- [SET TASK] Repeat each entry as written, dropping any picture you find.

- [DATA SHOWN]
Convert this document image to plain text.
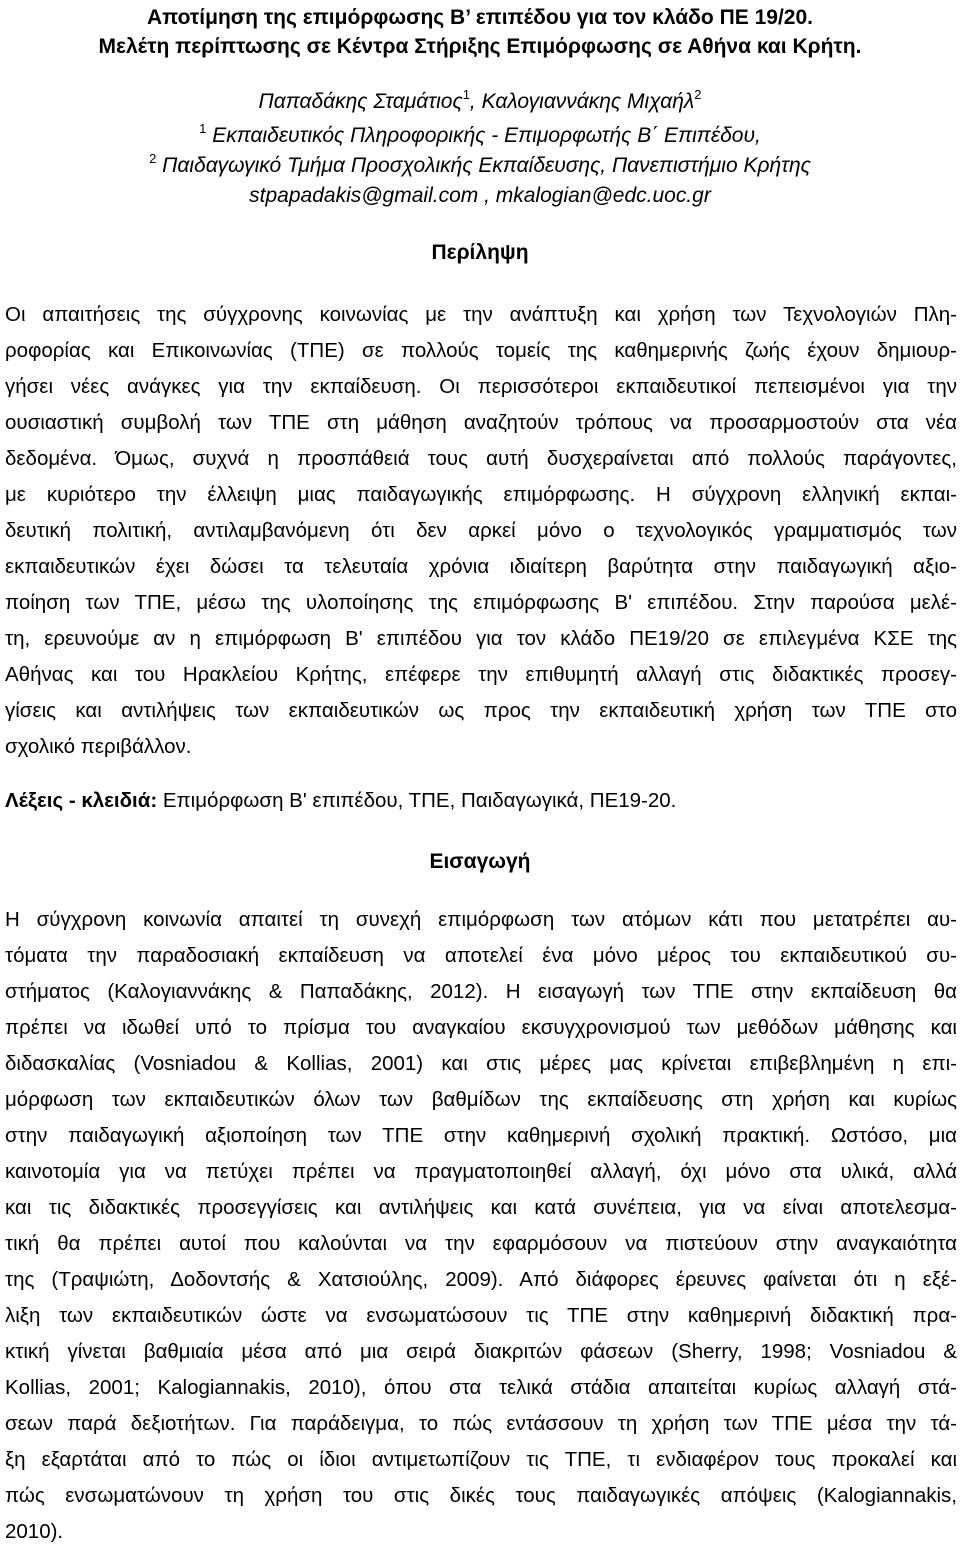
Αποτίμηση της επιμόρφωσης Β’ επιπέδου για τον κλάδο ΠΕ 19/20.
Μελέτη περίπτωσης σε Κέντρα Στήριξης Επιμόρφωσης σε Αθήνα και Κρήτη.
Παπαδάκης Σταμάτιος$^1$, Καλογιαννάκης Μιχαήλ$^2$
$^1$ Εκπαιδευτικός Πληροφορικής - Επιμορφωτής Β΄ Επιπέδου,
$^2$ Παιδαγωγικό Τμήμα Προσχολικής Εκπαίδευσης, Πανεπιστήμιο Κρήτης
stpapadakis@gmail.com , mkalogian@edc.uoc.gr
Περίληψη
Οι απαιτήσεις της σύγχρονης κοινωνίας με την ανάπτυξη και χρήση των Τεχνολογιών Πλη-
ροφορίας και Επικοινωνίας (ΤΠΕ) σε πολλούς τομείς της καθημερινής ζωής έχουν δημιουρ-
γήσει νέες ανάγκες για την εκπαίδευση. Οι περισσότεροι εκπαιδευτικοί πεπεισμένοι για την
ουσιαστική συμβολή των ΤΠΕ στη μάθηση αναζητούν τρόπους να προσαρμοστούν στα νέα
δεδομένα. Όμως, συχνά η προσπάθειά τους αυτή δυσχεραίνεται από πολλούς παράγοντες,
με κυριότερο την έλλειψη μιας παιδαγωγικής επιμόρφωσης. Η σύγχρονη ελληνική εκπαι-
δευτική πολιτική, αντιλαμβανόμενη ότι δεν αρκεί μόνο ο τεχνολογικός γραμματισμός των
εκπαιδευτικών έχει δώσει τα τελευταία χρόνια ιδιαίτερη βαρύτητα στην παιδαγωγική αξιο-
ποίηση των ΤΠΕ, μέσω της υλοποίησης της επιμόρφωσης Β' επιπέδου. Στην παρούσα μελέ-
τη, ερευνούμε αν η επιμόρφωση Β' επιπέδου για τον κλάδο ΠΕ19/20 σε επιλεγμένα ΚΣΕ της
Αθήνας και του Ηρακλείου Κρήτης, επέφερε την επιθυμητή αλλαγή στις διδακτικές προσεγ-
γίσεις και αντιλήψεις των εκπαιδευτικών ως προς την εκπαιδευτική χρήση των ΤΠΕ στο
σχολικό περιβάλλον.
Λέξεις - κλειδιά: Επιμόρφωση Β' επιπέδου, ΤΠΕ, Παιδαγωγικά, ΠΕ19-20.
Εισαγωγή
Η σύγχρονη κοινωνία απαιτεί τη συνεχή επιμόρφωση των ατόμων κάτι που μετατρέπει αυ-
τόματα την παραδοσιακή εκπαίδευση να αποτελεί ένα μόνο μέρος του εκπαιδευτικού συ-
στήματος (Καλογιαννάκης & Παπαδάκης, 2012). Η εισαγωγή των ΤΠΕ στην εκπαίδευση θα
πρέπει να ιδωθεί υπό το πρίσμα του αναγκαίου εκσυγχρονισμού των μεθόδων μάθησης και
διδασκαλίας (Vosniadou & Kollias, 2001) και στις μέρες μας κρίνεται επιβεβλημένη η επι-
μόρφωση των εκπαιδευτικών όλων των βαθμίδων της εκπαίδευσης στη χρήση και κυρίως
στην παιδαγωγική αξιοποίηση των ΤΠΕ στην καθημερινή σχολική πρακτική. Ωστόσο, μια
καινοτομία για να πετύχει πρέπει να πραγματοποιηθεί αλλαγή, όχι μόνο στα υλικά, αλλά
και τις διδακτικές προσεγγίσεις και αντιλήψεις και κατά συνέπεια, για να είναι αποτελεσμα-
τική θα πρέπει αυτοί που καλούνται να την εφαρμόσουν να πιστεύουν στην αναγκαιότητα
της (Τραψιώτη, Δοδοντσής & Χατσιούλης, 2009). Από διάφορες έρευνες φαίνεται ότι η εξέ-
λιξη των εκπαιδευτικών ώστε να ενσωματώσουν τις ΤΠΕ στην καθημερινή διδακτική πρα-
κτική γίνεται βαθμιαία μέσα από μια σειρά διακριτών φάσεων (Sherry, 1998; Vosniadou &
Kollias, 2001; Kalogiannakis, 2010), όπου στα τελικά στάδια απαιτείται κυρίως αλλαγή στά-
σεων παρά δεξιοτήτων. Για παράδειγμα, το πώς εντάσσουν τη χρήση των ΤΠΕ μέσα την τά-
ξη εξαρτάται από το πώς οι ίδιοι αντιμετωπίζουν τις ΤΠΕ, τι ενδιαφέρον τους προκαλεί και
πώς ενσωματώνουν τη χρήση του στις δικές τους παιδαγωγικές απόψεις (Kalogiannakis,
2010).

- [WORKED ANSWER]
Convert this document image to plain text.
Αποτίμηση της επιμόρφωσης Β’ επιπέδου για τον κλάδο ΠΕ 19/20.
Μελέτη περίπτωσης σε Κέντρα Στήριξης Επιμόρφωσης σε Αθήνα και Κρήτη.
Παπαδάκης Σταμάτιος$^1$, Καλογιαννάκης Μιχαήλ$^2$
$^1$ Εκπαιδευτικός Πληροφορικής - Επιμορφωτής Β΄ Επιπέδου,
$^2$ Παιδαγωγικό Τμήμα Προσχολικής Εκπαίδευσης, Πανεπιστήμιο Κρήτης
stpapadakis@gmail.com , mkalogian@edc.uoc.gr
Περίληψη
Οι απαιτήσεις της σύγχρονης κοινωνίας με την ανάπτυξη και χρήση των Τεχνολογιών Πλη-
ροφορίας και Επικοινωνίας (ΤΠΕ) σε πολλούς τομείς της καθημερινής ζωής έχουν δημιουρ-
γήσει νέες ανάγκες για την εκπαίδευση. Οι περισσότεροι εκπαιδευτικοί πεπεισμένοι για την
ουσιαστική συμβολή των ΤΠΕ στη μάθηση αναζητούν τρόπους να προσαρμοστούν στα νέα
δεδομένα. Όμως, συχνά η προσπάθειά τους αυτή δυσχεραίνεται από πολλούς παράγοντες,
με κυριότερο την έλλειψη μιας παιδαγωγικής επιμόρφωσης. Η σύγχρονη ελληνική εκπαι-
δευτική πολιτική, αντιλαμβανόμενη ότι δεν αρκεί μόνο ο τεχνολογικός γραμματισμός των
εκπαιδευτικών έχει δώσει τα τελευταία χρόνια ιδιαίτερη βαρύτητα στην παιδαγωγική αξιο-
ποίηση των ΤΠΕ, μέσω της υλοποίησης της επιμόρφωσης Β' επιπέδου. Στην παρούσα μελέ-
τη, ερευνούμε αν η επιμόρφωση Β' επιπέδου για τον κλάδο ΠΕ19/20 σε επιλεγμένα ΚΣΕ της
Αθήνας και του Ηρακλείου Κρήτης, επέφερε την επιθυμητή αλλαγή στις διδακτικές προσεγ-
γίσεις και αντιλήψεις των εκπαιδευτικών ως προς την εκπαιδευτική χρήση των ΤΠΕ στο
σχολικό περιβάλλον.
Λέξεις - κλειδιά: Επιμόρφωση Β' επιπέδου, ΤΠΕ, Παιδαγωγικά, ΠΕ19-20.
Εισαγωγή
Η σύγχρονη κοινωνία απαιτεί τη συνεχή επιμόρφωση των ατόμων κάτι που μετατρέπει αυ-
τόματα την παραδοσιακή εκπαίδευση να αποτελεί ένα μόνο μέρος του εκπαιδευτικού συ-
στήματος (Καλογιαννάκης & Παπαδάκης, 2012). Η εισαγωγή των ΤΠΕ στην εκπαίδευση θα
πρέπει να ιδωθεί υπό το πρίσμα του αναγκαίου εκσυγχρονισμού των μεθόδων μάθησης και
διδασκαλίας (Vosniadou & Kollias, 2001) και στις μέρες μας κρίνεται επιβεβλημένη η επι-
μόρφωση των εκπαιδευτικών όλων των βαθμίδων της εκπαίδευσης στη χρήση και κυρίως
στην παιδαγωγική αξιοποίηση των ΤΠΕ στην καθημερινή σχολική πρακτική. Ωστόσο, μια
καινοτομία για να πετύχει πρέπει να πραγματοποιηθεί αλλαγή, όχι μόνο στα υλικά, αλλά
και τις διδακτικές προσεγγίσεις και αντιλήψεις και κατά συνέπεια, για να είναι αποτελεσμα-
τική θα πρέπει αυτοί που καλούνται να την εφαρμόσουν να πιστεύουν στην αναγκαιότητα
της (Τραψιώτη, Δοδοντσής & Χατσιούλης, 2009). Από διάφορες έρευνες φαίνεται ότι η εξέ-
λιξη των εκπαιδευτικών ώστε να ενσωματώσουν τις ΤΠΕ στην καθημερινή διδακτική πρα-
κτική γίνεται βαθμιαία μέσα από μια σειρά διακριτών φάσεων (Sherry, 1998; Vosniadou &
Kollias, 2001; Kalogiannakis, 2010), όπου στα τελικά στάδια απαιτείται κυρίως αλλαγή στά-
σεων παρά δεξιοτήτων. Για παράδειγμα, το πώς εντάσσουν τη χρήση των ΤΠΕ μέσα την τά-
ξη εξαρτάται από το πώς οι ίδιοι αντιμετωπίζουν τις ΤΠΕ, τι ενδιαφέρον τους προκαλεί και
πώς ενσωματώνουν τη χρήση του στις δικές τους παιδαγωγικές απόψεις (Kalogiannakis,
2010).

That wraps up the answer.